WHAT IS EXPECTED | Restate the data exactly as given and keep the pictures out.

RECORDS SHOWN |
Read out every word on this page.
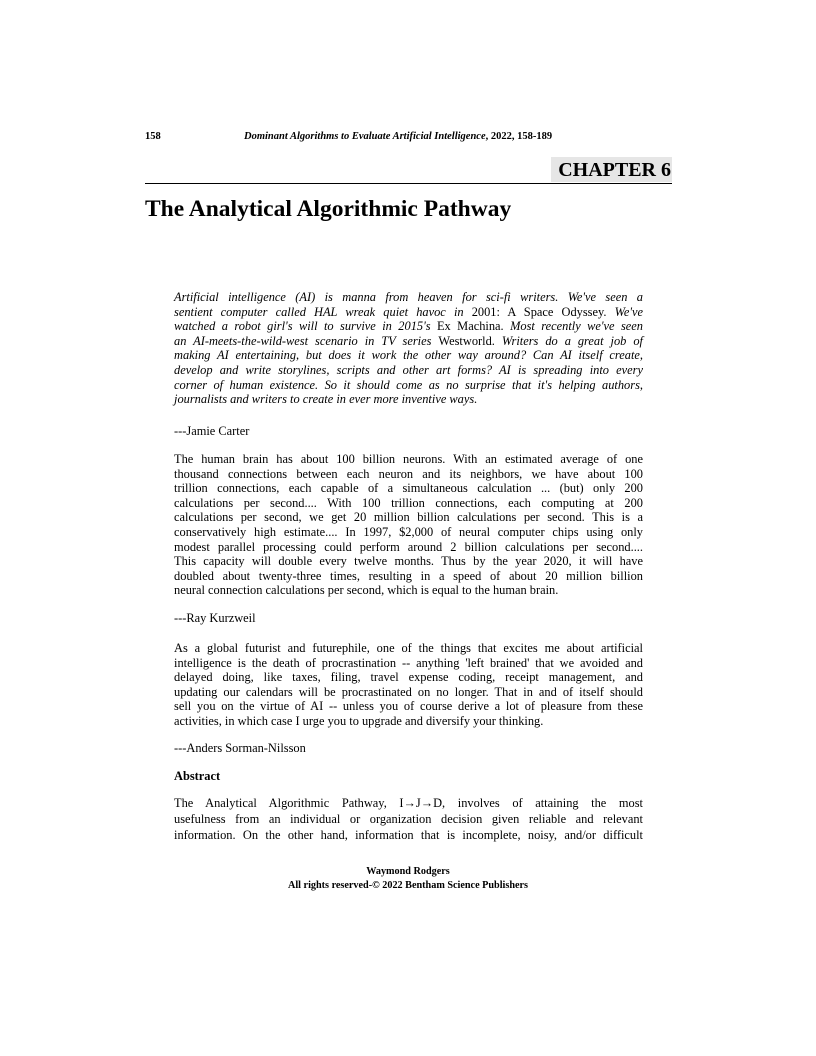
158	Dominant Algorithms to Evaluate Artificial Intelligence, 2022, 158-189
CHAPTER 6
The Analytical Algorithmic Pathway
Artificial intelligence (AI) is manna from heaven for sci-fi writers. We've seen a
sentient computer called HAL wreak quiet havoc in 2001: A Space Odyssey. We've
watched a robot girl's will to survive in 2015's Ex Machina. Most recently we've seen
an AI-meets-the-wild-west scenario in TV series Westworld. Writers do a great job of
making AI entertaining, but does it work the other way around? Can AI itself create,
develop and write storylines, scripts and other art forms? AI is spreading into every
corner of human existence. So it should come as no surprise that it's helping authors,
journalists and writers to create in ever more inventive ways.
---Jamie Carter
The human brain has about 100 billion neurons. With an estimated average of one
thousand connections between each neuron and its neighbors, we have about 100
trillion connections, each capable of a simultaneous calculation ... (but) only 200
calculations per second.... With 100 trillion connections, each computing at 200
calculations per second, we get 20 million billion calculations per second. This is a
conservatively high estimate.... In 1997, $2,000 of neural computer chips using only
modest parallel processing could perform around 2 billion calculations per second....
This capacity will double every twelve months. Thus by the year 2020, it will have
doubled about twenty-three times, resulting in a speed of about 20 million billion
neural connection calculations per second, which is equal to the human brain.
---Ray Kurzweil
As a global futurist and futurephile, one of the things that excites me about artificial
intelligence is the death of procrastination -- anything 'left brained' that we avoided and
delayed doing, like taxes, filing, travel expense coding, receipt management, and
updating our calendars will be procrastinated on no longer. That in and of itself should
sell you on the virtue of AI -- unless you of course derive a lot of pleasure from these
activities, in which case I urge you to upgrade and diversify your thinking.
---Anders Sorman-Nilsson
Abstract
The Analytical Algorithmic Pathway, I→J→D, involves of attaining the most
usefulness from an individual or organization decision given reliable and relevant
information. On the other hand, information that is incomplete, noisy, and/or difficult
Waymond Rodgers
All rights reserved-© 2022 Bentham Science Publishers
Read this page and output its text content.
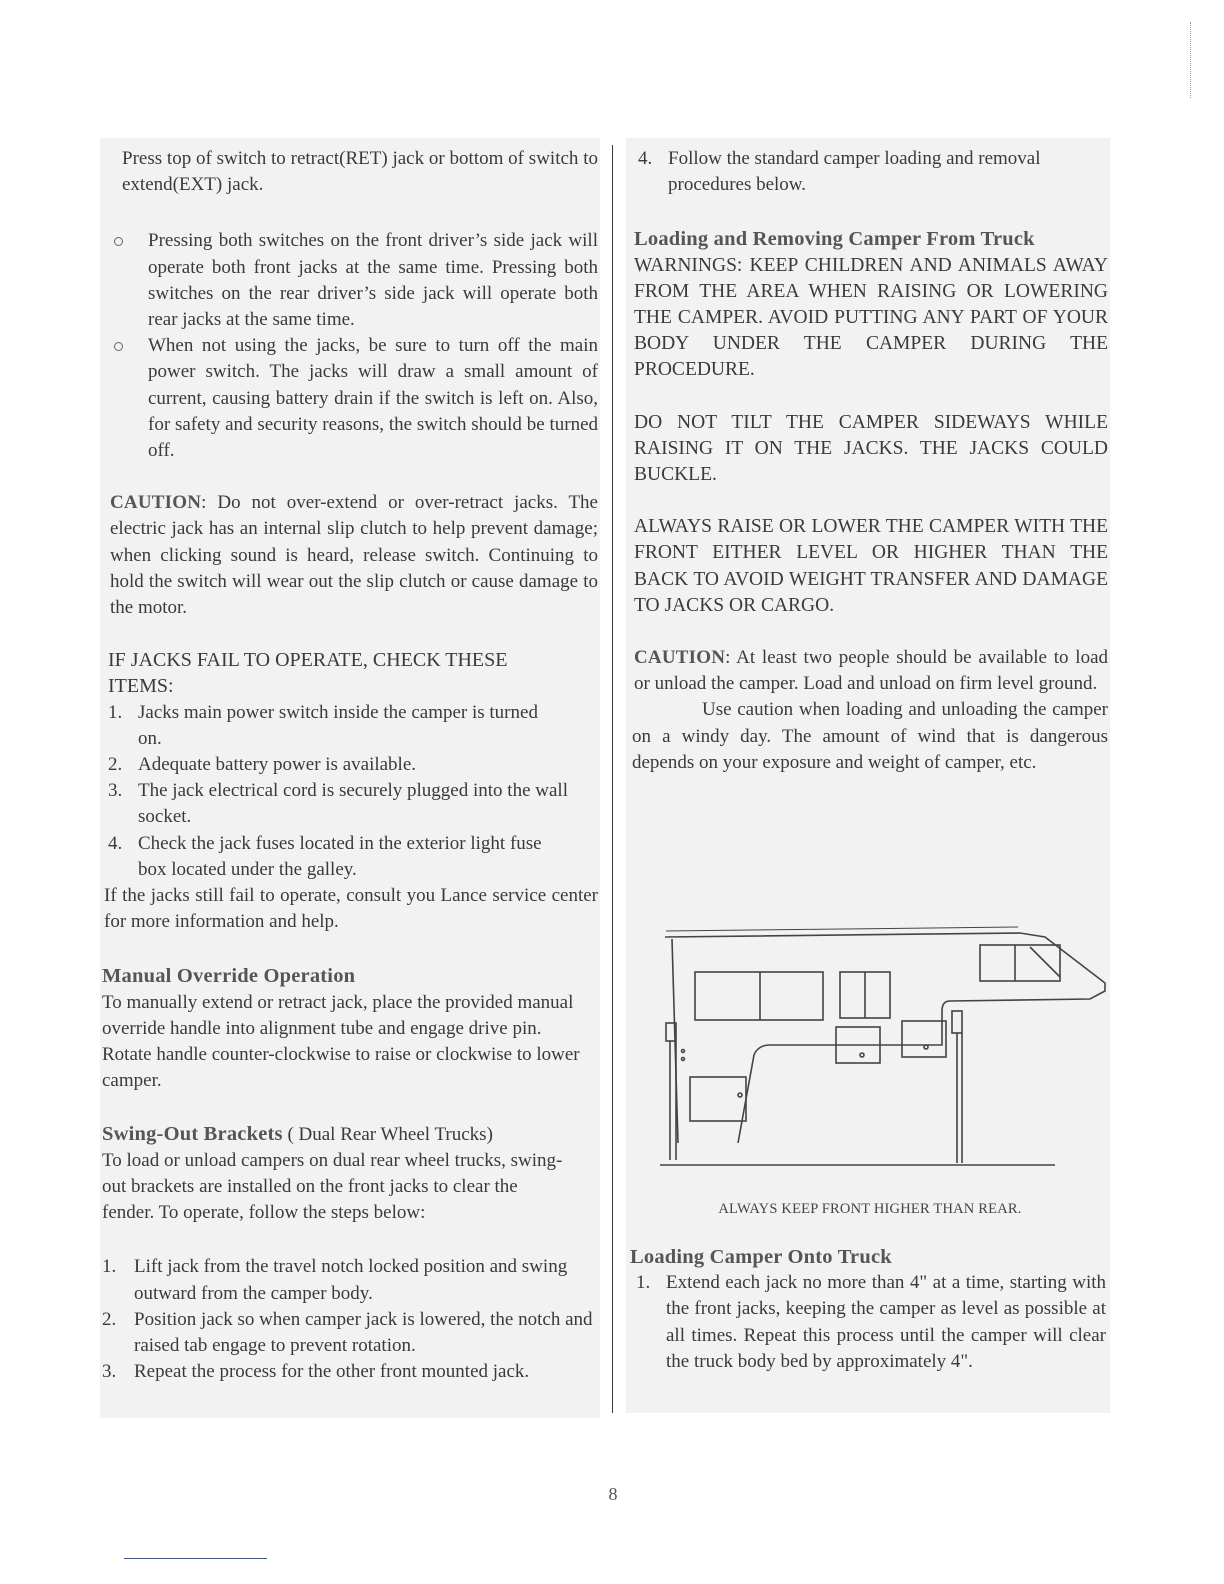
Press top of switch to retract(RET) jack or bottom of switch to extend(EXT) jack.

Pressing both switches on the front driver’s side jack will operate both front jacks at the same time. Pressing both switches on the rear driver’s side jack will operate both rear jacks at the same time.
When not using the jacks, be sure to turn off the main power switch. The jacks will draw a small amount of current, causing battery drain if the switch is left on. Also, for safety and security reasons, the switch should be turned off.

CAUTION: Do not over-extend or over-retract jacks. The electric jack has an internal slip clutch to help prevent damage; when clicking sound is heard, release switch. Continuing to hold the switch will wear out the slip clutch or cause damage to the motor.

IF JACKS FAIL TO OPERATE, CHECK THESE ITEMS:

1. Jacks main power switch inside the camper is turned on.
2. Adequate battery power is available.
3. The jack electrical cord is securely plugged into the wall socket.
4. Check the jack fuses located in the exterior light fuse box located under the galley.

If the jacks still fail to operate, consult you Lance service center for more information and help.

Manual Override Operation

To manually extend or retract jack, place the provided manual override handle into alignment tube and engage drive pin. Rotate handle counter-clockwise to raise or clockwise to lower camper.

Swing-Out Brackets ( Dual Rear Wheel Trucks)

To load or unload campers on dual rear wheel trucks, swing-out brackets are installed on the front jacks to clear the fender. To operate, follow the steps below:

1. Lift jack from the travel notch locked position and swing outward from the camper body.
2. Position jack so when camper jack is lowered, the notch and raised tab engage to prevent rotation.
3. Repeat the process for the other front mounted jack.
4. Follow the standard camper loading and removal procedures below.

Loading and Removing Camper From Truck

WARNINGS: KEEP CHILDREN AND ANIMALS AWAY FROM THE AREA WHEN RAISING OR LOWERING THE CAMPER. AVOID PUTTING ANY PART OF YOUR BODY UNDER THE CAMPER DURING THE PROCEDURE.

DO NOT TILT THE CAMPER SIDEWAYS WHILE RAISING IT ON THE JACKS. THE JACKS COULD BUCKLE.

ALWAYS RAISE OR LOWER THE CAMPER WITH THE FRONT EITHER LEVEL OR HIGHER THAN THE BACK TO AVOID WEIGHT TRANSFER AND DAMAGE TO JACKS OR CARGO.

CAUTION: At least two people should be available to load or unload the camper. Load and unload on firm level ground.

Use caution when loading and unloading the camper on a windy day. The amount of wind that is dangerous depends on your exposure and weight of camper, etc.

ALWAYS KEEP FRONT HIGHER THAN REAR.

Loading Camper Onto Truck

1. Extend each jack no more than 4" at a time, starting with the front jacks, keeping the camper as level as possible at all times. Repeat this process until the camper will clear the truck body bed by approximately 4".
8
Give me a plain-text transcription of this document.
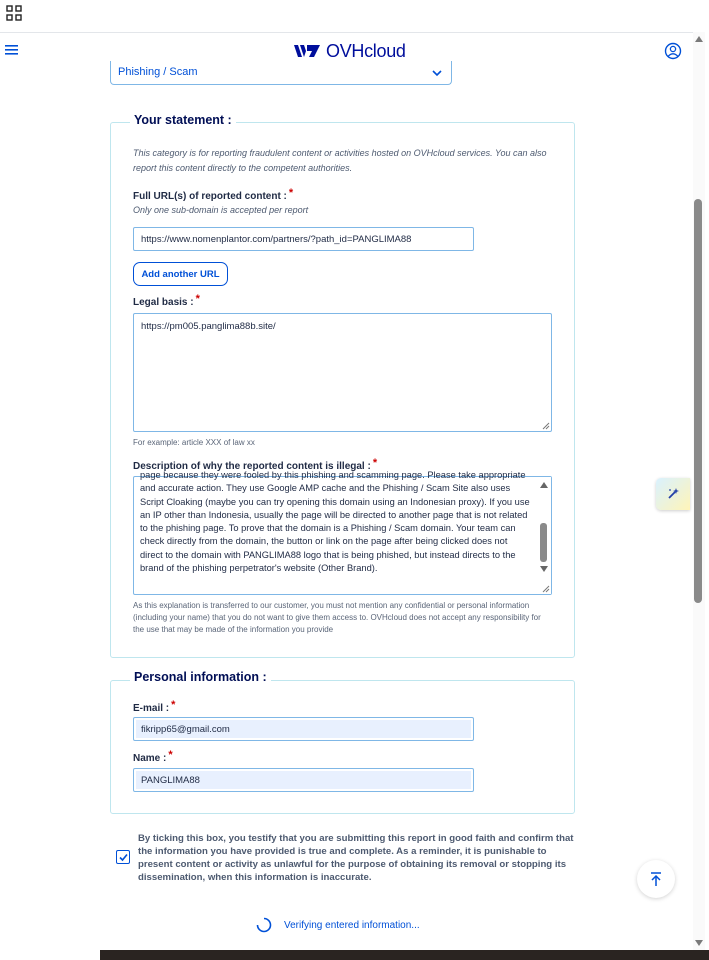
OVHcloud
Phishing / Scam
Your statement :
This category is for reporting fraudulent content or activities hosted on OVHcloud services. You can also report this content directly to the competent authorities.
Full URL(s) of reported content : *
Only one sub-domain is accepted per report
https://www.nomenplantor.com/partners/?path_id=PANGLIMA88
Add another URL
Legal basis : *
https://pm005.panglima88b.site/
For example: article XXX of law xx
Description of why the reported content is illegal : *
page because they were fooled by this phishing and scamming page. Please take appropriate and accurate action. They use Google AMP cache and the Phishing / Scam Site also uses Script Cloaking (maybe you can try opening this domain using an Indonesian proxy). If you use an IP other than Indonesia, usually the page will be directed to another page that is not related to the phishing page. To prove that the domain is a Phishing / Scam domain. Your team can check directly from the domain, the button or link on the page after being clicked does not direct to the domain with PANGLIMA88 logo that is being phished, but instead directs to the brand of the phishing perpetrator's website (Other Brand).
As this explanation is transferred to our customer, you must not mention any confidential or personal information (including your name) that you do not want to give them access to. OVHcloud does not accept any responsibility for the use that may be made of the information you provide
Personal information :
E-mail : *
fikripp65@gmail.com
Name : *
PANGLIMA88
By ticking this box, you testify that you are submitting this report in good faith and confirm that the information you have provided is true and complete. As a reminder, it is punishable to present content or activity as unlawful for the purpose of obtaining its removal or stopping its dissemination, when this information is inaccurate.
Verifying entered information...
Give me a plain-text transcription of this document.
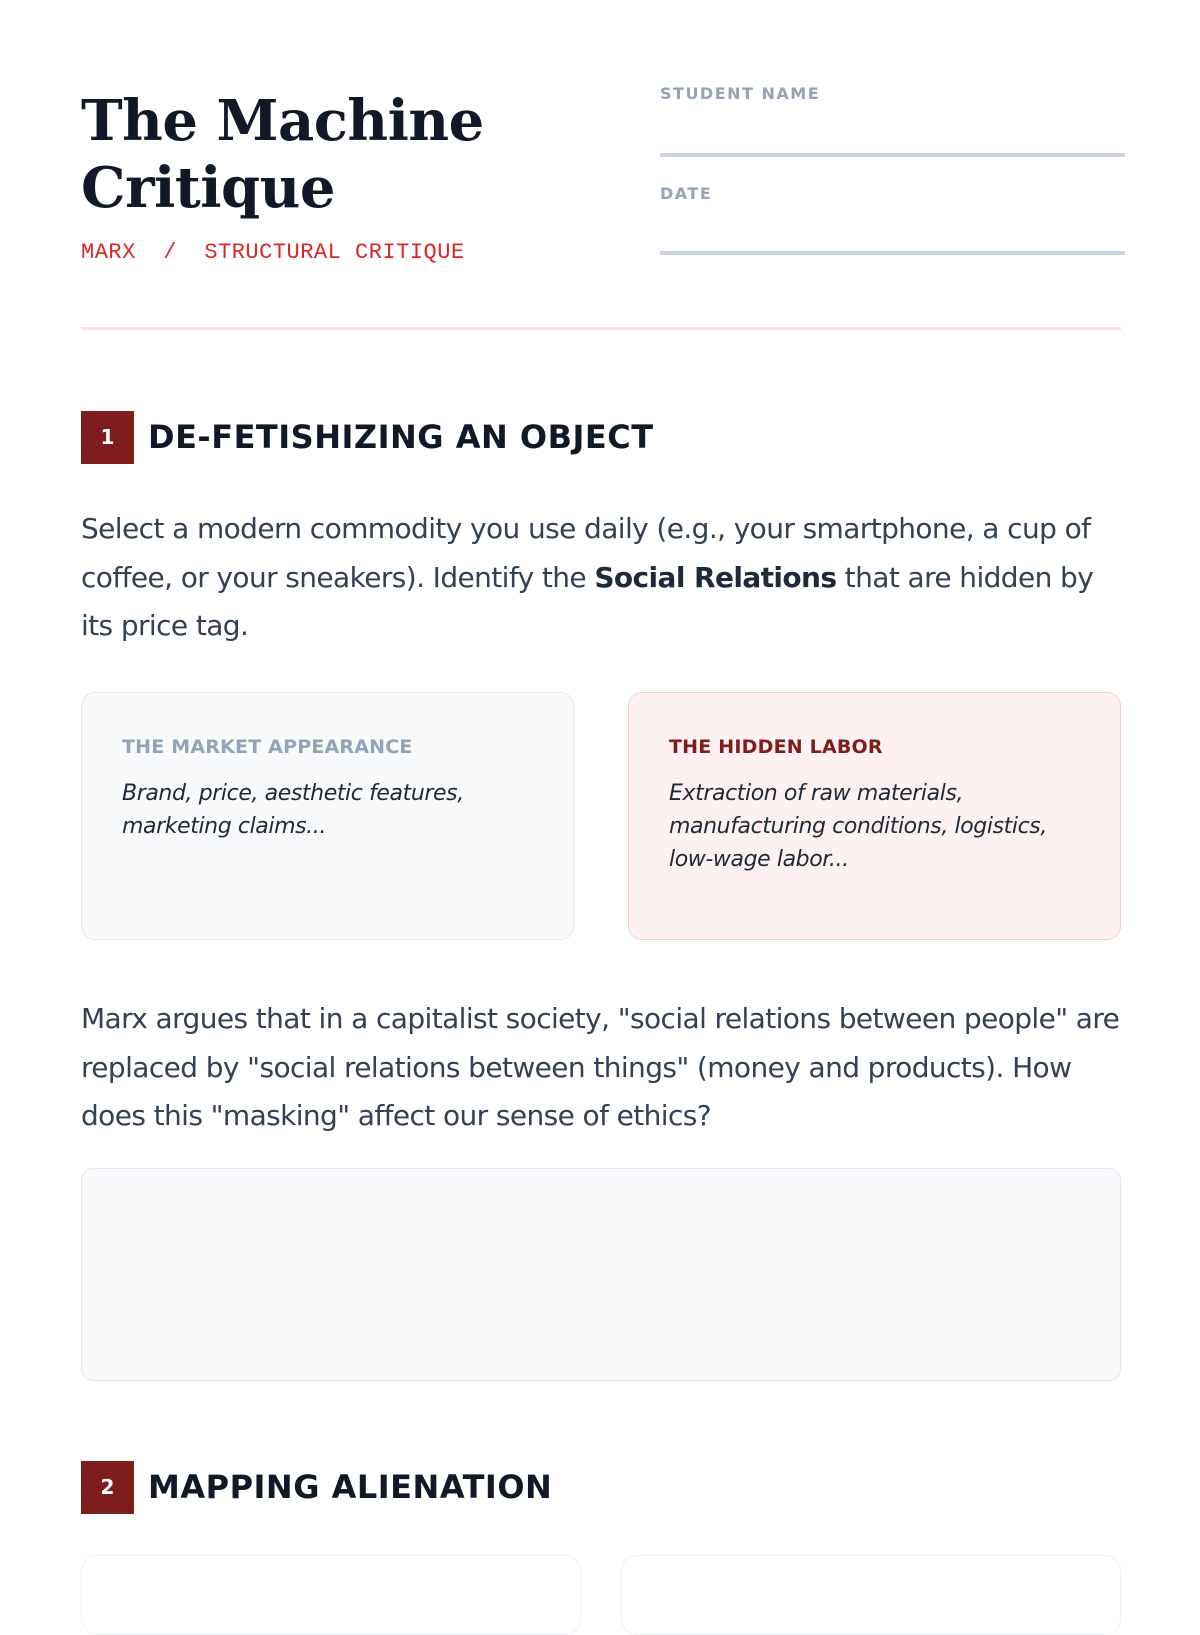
The Machine
Critique
MARX  /  STRUCTURAL CRITIQUE
STUDENT NAME
DATE
1	DE-FETISHIZING AN OBJECT

Select a modern commodity you use daily (e.g., your smartphone, a cup of coffee, or your sneakers). Identify the Social Relations that are hidden by its price tag.

THE MARKET APPEARANCE
Brand, price, aesthetic features, marketing claims...
THE HIDDEN LABOR
Extraction of raw materials, manufacturing conditions, logistics, low-wage labor...

Marx argues that in a capitalist society, "social relations between people" are replaced by "social relations between things" (money and products). How does this "masking" affect our sense of ethics?

2	MAPPING ALIENATION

TASK RESULT |
Read out every word on this page.
158	Dominant Algorithms to Evaluate Artificial Intelligence, 2022, 158-189
CHAPTER 6
The Analytical Algorithmic Pathway
Artificial intelligence (AI) is manna from heaven for sci-fi writers. We've seen a
sentient computer called HAL wreak quiet havoc in 2001: A Space Odyssey. We've
watched a robot girl's will to survive in 2015's Ex Machina. Most recently we've seen
an AI-meets-the-wild-west scenario in TV series Westworld. Writers do a great job of
making AI entertaining, but does it work the other way around? Can AI itself create,
develop and write storylines, scripts and other art forms? AI is spreading into every
corner of human existence. So it should come as no surprise that it's helping authors,
journalists and writers to create in ever more inventive ways.
---Jamie Carter
The human brain has about 100 billion neurons. With an estimated average of one
thousand connections between each neuron and its neighbors, we have about 100
trillion connections, each capable of a simultaneous calculation ... (but) only 200
calculations per second.... With 100 trillion connections, each computing at 200
calculations per second, we get 20 million billion calculations per second. This is a
conservatively high estimate.... In 1997, $2,000 of neural computer chips using only
modest parallel processing could perform around 2 billion calculations per second....
This capacity will double every twelve months. Thus by the year 2020, it will have
doubled about twenty-three times, resulting in a speed of about 20 million billion
neural connection calculations per second, which is equal to the human brain.
---Ray Kurzweil
As a global futurist and futurephile, one of the things that excites me about artificial
intelligence is the death of procrastination -- anything 'left brained' that we avoided and
delayed doing, like taxes, filing, travel expense coding, receipt management, and
updating our calendars will be procrastinated on no longer. That in and of itself should
sell you on the virtue of AI -- unless you of course derive a lot of pleasure from these
activities, in which case I urge you to upgrade and diversify your thinking.
---Anders Sorman-Nilsson
Abstract
The Analytical Algorithmic Pathway, I→J→D, involves of attaining the most
usefulness from an individual or organization decision given reliable and relevant
information. On the other hand, information that is incomplete, noisy, and/or difficult
Waymond Rodgers
All rights reserved-© 2022 Bentham Science Publishers
Read this page and output its text content.
Press top of switch to retract(RET) jack or bottom of switch to extend(EXT) jack.

Pressing both switches on the front driver’s side jack will operate both front jacks at the same time. Pressing both switches on the rear driver’s side jack will operate both rear jacks at the same time.
When not using the jacks, be sure to turn off the main power switch. The jacks will draw a small amount of current, causing battery drain if the switch is left on. Also, for safety and security reasons, the switch should be turned off.

CAUTION: Do not over-extend or over-retract jacks. The electric jack has an internal slip clutch to help prevent damage; when clicking sound is heard, release switch. Continuing to hold the switch will wear out the slip clutch or cause damage to the motor.

IF JACKS FAIL TO OPERATE, CHECK THESE ITEMS:

1. Jacks main power switch inside the camper is turned on.
2. Adequate battery power is available.
3. The jack electrical cord is securely plugged into the wall socket.
4. Check the jack fuses located in the exterior light fuse box located under the galley.

If the jacks still fail to operate, consult you Lance service center for more information and help.

Manual Override Operation

To manually extend or retract jack, place the provided manual override handle into alignment tube and engage drive pin. Rotate handle counter-clockwise to raise or clockwise to lower camper.

Swing-Out Brackets ( Dual Rear Wheel Trucks)

To load or unload campers on dual rear wheel trucks, swing-out brackets are installed on the front jacks to clear the fender. To operate, follow the steps below:

1. Lift jack from the travel notch locked position and swing outward from the camper body.
2. Position jack so when camper jack is lowered, the notch and raised tab engage to prevent rotation.
3. Repeat the process for the other front mounted jack.
4. Follow the standard camper loading and removal procedures below.

Loading and Removing Camper From Truck

WARNINGS: KEEP CHILDREN AND ANIMALS AWAY FROM THE AREA WHEN RAISING OR LOWERING THE CAMPER. AVOID PUTTING ANY PART OF YOUR BODY UNDER THE CAMPER DURING THE PROCEDURE.

DO NOT TILT THE CAMPER SIDEWAYS WHILE RAISING IT ON THE JACKS. THE JACKS COULD BUCKLE.

ALWAYS RAISE OR LOWER THE CAMPER WITH THE FRONT EITHER LEVEL OR HIGHER THAN THE BACK TO AVOID WEIGHT TRANSFER AND DAMAGE TO JACKS OR CARGO.

CAUTION: At least two people should be available to load or unload the camper. Load and unload on firm level ground.

Use caution when loading and unloading the camper on a windy day. The amount of wind that is dangerous depends on your exposure and weight of camper, etc.

ALWAYS KEEP FRONT HIGHER THAN REAR.

Loading Camper Onto Truck

1. Extend each jack no more than 4" at a time, starting with the front jacks, keeping the camper as level as possible at all times. Repeat this process until the camper will clear the truck body bed by approximately 4".
8
Give me a plain-text transcription of this document.
OVHcloud
Phishing / Scam
Your statement :
This category is for reporting fraudulent content or activities hosted on OVHcloud services. You can also report this content directly to the competent authorities.
Full URL(s) of reported content : *
Only one sub-domain is accepted per report
https://www.nomenplantor.com/partners/?path_id=PANGLIMA88
Add another URL
Legal basis : *
https://pm005.panglima88b.site/
For example: article XXX of law xx
Description of why the reported content is illegal : *
page because they were fooled by this phishing and scamming page. Please take appropriate and accurate action. They use Google AMP cache and the Phishing / Scam Site also uses Script Cloaking (maybe you can try opening this domain using an Indonesian proxy). If you use an IP other than Indonesia, usually the page will be directed to another page that is not related to the phishing page. To prove that the domain is a Phishing / Scam domain. Your team can check directly from the domain, the button or link on the page after being clicked does not direct to the domain with PANGLIMA88 logo that is being phished, but instead directs to the brand of the phishing perpetrator's website (Other Brand).
As this explanation is transferred to our customer, you must not mention any confidential or personal information (including your name) that you do not want to give them access to. OVHcloud does not accept any responsibility for the use that may be made of the information you provide
Personal information :
E-mail : *
fikripp65@gmail.com
Name : *
PANGLIMA88
By ticking this box, you testify that you are submitting this report in good faith and confirm that the information you have provided is true and complete. As a reminder, it is punishable to present content or activity as unlawful for the purpose of obtaining its removal or stopping its dissemination, when this information is inaccurate.
Verifying entered information...
Give me a plain-text transcription of this document.
The Machine
Critique
MARX  /  STRUCTURAL CRITIQUE
STUDENT NAME
DATE
1	DE-FETISHIZING AN OBJECT

Select a modern commodity you use daily (e.g., your smartphone, a cup of coffee, or your sneakers). Identify the Social Relations that are hidden by its price tag.

THE MARKET APPEARANCE
Brand, price, aesthetic features, marketing claims...
THE HIDDEN LABOR
Extraction of raw materials, manufacturing conditions, logistics, low-wage labor...

Marx argues that in a capitalist society, "social relations between people" are replaced by "social relations between things" (money and products). How does this "masking" affect our sense of ethics?

2	MAPPING ALIENATION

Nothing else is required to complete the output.